[Collection entries]

______

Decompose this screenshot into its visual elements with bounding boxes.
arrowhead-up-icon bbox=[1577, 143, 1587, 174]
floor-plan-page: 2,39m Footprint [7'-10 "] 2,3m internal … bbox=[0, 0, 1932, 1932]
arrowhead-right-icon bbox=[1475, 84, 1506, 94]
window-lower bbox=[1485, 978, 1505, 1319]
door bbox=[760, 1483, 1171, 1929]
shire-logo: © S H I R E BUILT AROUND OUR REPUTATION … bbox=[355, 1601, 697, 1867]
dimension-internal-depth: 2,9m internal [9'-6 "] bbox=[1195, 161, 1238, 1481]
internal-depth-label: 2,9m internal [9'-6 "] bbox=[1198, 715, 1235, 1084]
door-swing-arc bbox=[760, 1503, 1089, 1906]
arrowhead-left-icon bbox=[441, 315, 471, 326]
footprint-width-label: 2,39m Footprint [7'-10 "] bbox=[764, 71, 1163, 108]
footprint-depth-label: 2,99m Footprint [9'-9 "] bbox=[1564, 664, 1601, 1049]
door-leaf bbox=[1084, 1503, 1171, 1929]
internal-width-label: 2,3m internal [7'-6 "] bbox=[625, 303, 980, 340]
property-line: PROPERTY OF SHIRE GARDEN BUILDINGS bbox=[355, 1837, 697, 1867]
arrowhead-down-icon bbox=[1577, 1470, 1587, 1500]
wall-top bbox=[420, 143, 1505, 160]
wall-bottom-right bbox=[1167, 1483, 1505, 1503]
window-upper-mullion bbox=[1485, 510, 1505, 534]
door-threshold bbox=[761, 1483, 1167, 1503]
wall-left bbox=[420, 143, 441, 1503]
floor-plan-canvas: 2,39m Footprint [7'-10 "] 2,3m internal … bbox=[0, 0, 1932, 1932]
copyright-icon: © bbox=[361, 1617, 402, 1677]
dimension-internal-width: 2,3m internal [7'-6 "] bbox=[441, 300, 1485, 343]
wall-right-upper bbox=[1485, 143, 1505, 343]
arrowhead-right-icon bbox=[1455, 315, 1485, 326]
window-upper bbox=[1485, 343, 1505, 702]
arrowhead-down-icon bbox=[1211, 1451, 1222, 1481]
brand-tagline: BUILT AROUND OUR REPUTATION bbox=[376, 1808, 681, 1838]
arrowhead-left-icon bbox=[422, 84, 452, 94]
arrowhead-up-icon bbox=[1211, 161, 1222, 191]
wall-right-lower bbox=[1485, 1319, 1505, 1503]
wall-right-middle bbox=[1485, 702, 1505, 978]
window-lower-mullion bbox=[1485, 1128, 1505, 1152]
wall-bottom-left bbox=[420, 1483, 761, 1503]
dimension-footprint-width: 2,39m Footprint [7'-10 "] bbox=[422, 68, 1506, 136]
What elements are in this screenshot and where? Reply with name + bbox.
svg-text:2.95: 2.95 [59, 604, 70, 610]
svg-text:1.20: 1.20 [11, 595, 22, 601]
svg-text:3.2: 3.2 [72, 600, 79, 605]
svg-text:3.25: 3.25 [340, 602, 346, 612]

______

__What to produce__
Output every line of the records above as a JSON list of strings, one string per line, skipping blank lines.

__Full answer__
[
  "Decompose this screenshot into its visual elements with bounding boxes.",
  "arrowhead-up-icon bbox=[1577, 143, 1587, 174]",
  "floor-plan-page: 2,39m Footprint [7'-10 \"] 2,3m internal … bbox=[0, 0, 1932, 1932]",
  "arrowhead-right-icon bbox=[1475, 84, 1506, 94]",
  "window-lower bbox=[1485, 978, 1505, 1319]",
  "door bbox=[760, 1483, 1171, 1929]",
  "shire-logo: © S H I R E BUILT AROUND OUR REPUTATION … bbox=[355, 1601, 697, 1867]",
  "dimension-internal-depth: 2,9m internal [9'-6 \"] bbox=[1195, 161, 1238, 1481]",
  "internal-depth-label: 2,9m internal [9'-6 \"] bbox=[1198, 715, 1235, 1084]",
  "door-swing-arc bbox=[760, 1503, 1089, 1906]",
  "arrowhead-left-icon bbox=[441, 315, 471, 326]",
  "footprint-width-label: 2,39m Footprint [7'-10 \"] bbox=[764, 71, 1163, 108]",
  "footprint-depth-label: 2,99m Footprint [9'-9 \"] bbox=[1564, 664, 1601, 1049]",
  "door-leaf bbox=[1084, 1503, 1171, 1929]",
  "internal-width-label: 2,3m internal [7'-6 \"] bbox=[625, 303, 980, 340]",
  "property-line: PROPERTY OF SHIRE GARDEN BUILDINGS bbox=[355, 1837, 697, 1867]",
  "arrowhead-down-icon bbox=[1577, 1470, 1587, 1500]",
  "wall-top bbox=[420, 143, 1505, 160]",
  "wall-bottom-right bbox=[1167, 1483, 1505, 1503]",
  "window-upper-mullion bbox=[1485, 510, 1505, 534]",
  "door-threshold bbox=[761, 1483, 1167, 1503]",
  "wall-left bbox=[420, 143, 441, 1503]",
  "floor-plan-canvas: 2,39m Footprint [7'-10 \"] 2,3m internal … bbox=[0, 0, 1932, 1932]",
  "copyright-icon: © bbox=[361, 1617, 402, 1677]",
  "dimension-internal-width: 2,3m internal [7'-6 \"] bbox=[441, 300, 1485, 343]",
  "wall-right-upper bbox=[1485, 143, 1505, 343]",
  "arrowhead-right-icon bbox=[1455, 315, 1485, 326]",
  "window-upper bbox=[1485, 343, 1505, 702]",
  "arrowhead-down-icon bbox=[1211, 1451, 1222, 1481]",
  "brand-tagline: BUILT AROUND OUR REPUTATION bbox=[376, 1808, 681, 1838]",
  "arrowhead-left-icon bbox=[422, 84, 452, 94]",
  "arrowhead-up-icon bbox=[1211, 161, 1222, 191]",
  "wall-right-lower bbox=[1485, 1319, 1505, 1503]",
  "wall-right-middle bbox=[1485, 702, 1505, 978]",
  "window-lower-mullion bbox=[1485, 1128, 1505, 1152]",
  "wall-bottom-left bbox=[420, 1483, 761, 1503]",
  "dimension-footprint-width: 2,39m Footprint [7'-10 \"] bbox=[422, 68, 1506, 136]",
  "What elements are in this screenshot and where? Reply with name + bbox.",
  "svg-text:2.95: 2.95 [59, 604, 70, 610]",
  "svg-text:1.20: 1.20 [11, 595, 22, 601]",
  "svg-text:3.2: 3.2 [72, 600, 79, 605]",
  "svg-text:3.25: 3.25 [340, 602, 346, 612]"
]